EXERCISE DESCRIPTION: Exact repetition of every entry is required.

Entries from a dataset:
------------------------

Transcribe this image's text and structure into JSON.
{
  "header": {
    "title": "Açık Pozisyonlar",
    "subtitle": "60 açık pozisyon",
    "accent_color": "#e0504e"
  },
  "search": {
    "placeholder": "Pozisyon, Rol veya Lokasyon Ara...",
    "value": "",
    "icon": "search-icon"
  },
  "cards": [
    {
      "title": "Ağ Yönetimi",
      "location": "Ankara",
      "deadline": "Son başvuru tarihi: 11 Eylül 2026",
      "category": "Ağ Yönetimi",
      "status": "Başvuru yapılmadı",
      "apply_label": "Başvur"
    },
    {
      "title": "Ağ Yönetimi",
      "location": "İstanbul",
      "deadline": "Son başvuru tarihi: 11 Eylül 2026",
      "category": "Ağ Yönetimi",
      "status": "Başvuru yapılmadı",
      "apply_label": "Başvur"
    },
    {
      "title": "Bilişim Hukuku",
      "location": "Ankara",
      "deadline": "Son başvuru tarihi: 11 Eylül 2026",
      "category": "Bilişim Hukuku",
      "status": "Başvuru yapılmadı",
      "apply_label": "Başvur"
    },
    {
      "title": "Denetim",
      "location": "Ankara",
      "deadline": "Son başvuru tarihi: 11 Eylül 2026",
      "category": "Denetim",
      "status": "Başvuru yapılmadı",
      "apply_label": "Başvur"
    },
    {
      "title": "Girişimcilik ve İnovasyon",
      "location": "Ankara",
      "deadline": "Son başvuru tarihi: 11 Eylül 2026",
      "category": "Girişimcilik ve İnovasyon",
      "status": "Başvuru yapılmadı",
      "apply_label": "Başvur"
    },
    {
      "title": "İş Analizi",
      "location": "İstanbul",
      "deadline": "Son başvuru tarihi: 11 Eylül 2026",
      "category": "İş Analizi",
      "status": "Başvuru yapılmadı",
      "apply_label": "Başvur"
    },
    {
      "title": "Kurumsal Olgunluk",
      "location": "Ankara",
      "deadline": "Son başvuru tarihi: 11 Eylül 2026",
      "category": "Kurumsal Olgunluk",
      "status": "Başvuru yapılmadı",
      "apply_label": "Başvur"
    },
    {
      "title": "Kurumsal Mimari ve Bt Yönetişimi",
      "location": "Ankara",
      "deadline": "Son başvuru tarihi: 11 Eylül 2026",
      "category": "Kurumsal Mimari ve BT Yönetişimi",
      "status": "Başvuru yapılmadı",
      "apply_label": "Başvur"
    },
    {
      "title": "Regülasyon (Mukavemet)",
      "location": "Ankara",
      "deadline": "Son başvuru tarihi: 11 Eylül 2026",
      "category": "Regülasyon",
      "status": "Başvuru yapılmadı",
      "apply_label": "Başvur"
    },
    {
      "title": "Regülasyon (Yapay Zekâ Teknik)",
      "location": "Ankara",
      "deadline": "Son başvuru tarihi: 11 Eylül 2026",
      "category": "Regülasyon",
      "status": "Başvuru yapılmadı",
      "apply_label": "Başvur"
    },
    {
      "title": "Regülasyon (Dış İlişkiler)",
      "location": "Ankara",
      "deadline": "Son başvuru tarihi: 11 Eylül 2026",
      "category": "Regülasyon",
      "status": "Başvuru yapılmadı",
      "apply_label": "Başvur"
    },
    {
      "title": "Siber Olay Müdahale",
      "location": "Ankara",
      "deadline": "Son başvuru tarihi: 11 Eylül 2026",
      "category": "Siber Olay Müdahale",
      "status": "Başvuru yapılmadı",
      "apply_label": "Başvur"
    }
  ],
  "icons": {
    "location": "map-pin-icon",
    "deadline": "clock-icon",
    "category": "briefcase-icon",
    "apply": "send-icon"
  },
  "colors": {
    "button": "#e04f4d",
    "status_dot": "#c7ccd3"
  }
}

------------------------

WRITTEN ANSWER:
Transcribe this image's text and structure into JSON.
{
  "header": {
    "title": "Açık Pozisyonlar",
    "subtitle": "60 açık pozisyon",
    "accent_color": "#e0504e"
  },
  "search": {
    "placeholder": "Pozisyon, Rol veya Lokasyon Ara...",
    "value": "",
    "icon": "search-icon"
  },
  "cards": [
    {
      "title": "Ağ Yönetimi",
      "location": "Ankara",
      "deadline": "Son başvuru tarihi: 11 Eylül 2026",
      "category": "Ağ Yönetimi",
      "status": "Başvuru yapılmadı",
      "apply_label": "Başvur"
    },
    {
      "title": "Ağ Yönetimi",
      "location": "İstanbul",
      "deadline": "Son başvuru tarihi: 11 Eylül 2026",
      "category": "Ağ Yönetimi",
      "status": "Başvuru yapılmadı",
      "apply_label": "Başvur"
    },
    {
      "title": "Bilişim Hukuku",
      "location": "Ankara",
      "deadline": "Son başvuru tarihi: 11 Eylül 2026",
      "category": "Bilişim Hukuku",
      "status": "Başvuru yapılmadı",
      "apply_label": "Başvur"
    },
    {
      "title": "Denetim",
      "location": "Ankara",
      "deadline": "Son başvuru tarihi: 11 Eylül 2026",
      "category": "Denetim",
      "status": "Başvuru yapılmadı",
      "apply_label": "Başvur"
    },
    {
      "title": "Girişimcilik ve İnovasyon",
      "location": "Ankara",
      "deadline": "Son başvuru tarihi: 11 Eylül 2026",
      "category": "Girişimcilik ve İnovasyon",
      "status": "Başvuru yapılmadı",
      "apply_label": "Başvur"
    },
    {
      "title": "İş Analizi",
      "location": "İstanbul",
      "deadline": "Son başvuru tarihi: 11 Eylül 2026",
      "category": "İş Analizi",
      "status": "Başvuru yapılmadı",
      "apply_label": "Başvur"
    },
    {
      "title": "Kurumsal Olgunluk",
      "location": "Ankara",
      "deadline": "Son başvuru tarihi: 11 Eylül 2026",
      "category": "Kurumsal Olgunluk",
      "status": "Başvuru yapılmadı",
      "apply_label": "Başvur"
    },
    {
      "title": "Kurumsal Mimari ve Bt Yönetişimi",
      "location": "Ankara",
      "deadline": "Son başvuru tarihi: 11 Eylül 2026",
      "category": "Kurumsal Mimari ve BT Yönetişimi",
      "status": "Başvuru yapılmadı",
      "apply_label": "Başvur"
    },
    {
      "title": "Regülasyon (Mukavemet)",
      "location": "Ankara",
      "deadline": "Son başvuru tarihi: 11 Eylül 2026",
      "category": "Regülasyon",
      "status": "Başvuru yapılmadı",
      "apply_label": "Başvur"
    },
    {
      "title": "Regülasyon (Yapay Zekâ Teknik)",
      "location": "Ankara",
      "deadline": "Son başvuru tarihi: 11 Eylül 2026",
      "category": "Regülasyon",
      "status": "Başvuru yapılmadı",
      "apply_label": "Başvur"
    },
    {
      "title": "Regülasyon (Dış İlişkiler)",
      "location": "Ankara",
      "deadline": "Son başvuru tarihi: 11 Eylül 2026",
      "category": "Regülasyon",
      "status": "Başvuru yapılmadı",
      "apply_label": "Başvur"
    },
    {
      "title": "Siber Olay Müdahale",
      "location": "Ankara",
      "deadline": "Son başvuru tarihi: 11 Eylül 2026",
      "category": "Siber Olay Müdahale",
      "status": "Başvuru yapılmadı",
      "apply_label": "Başvur"
    }
  ],
  "icons": {
    "location": "map-pin-icon",
    "deadline": "clock-icon",
    "category": "briefcase-icon",
    "apply": "send-icon"
  },
  "colors": {
    "button": "#e04f4d",
    "status_dot": "#c7ccd3"
  }
}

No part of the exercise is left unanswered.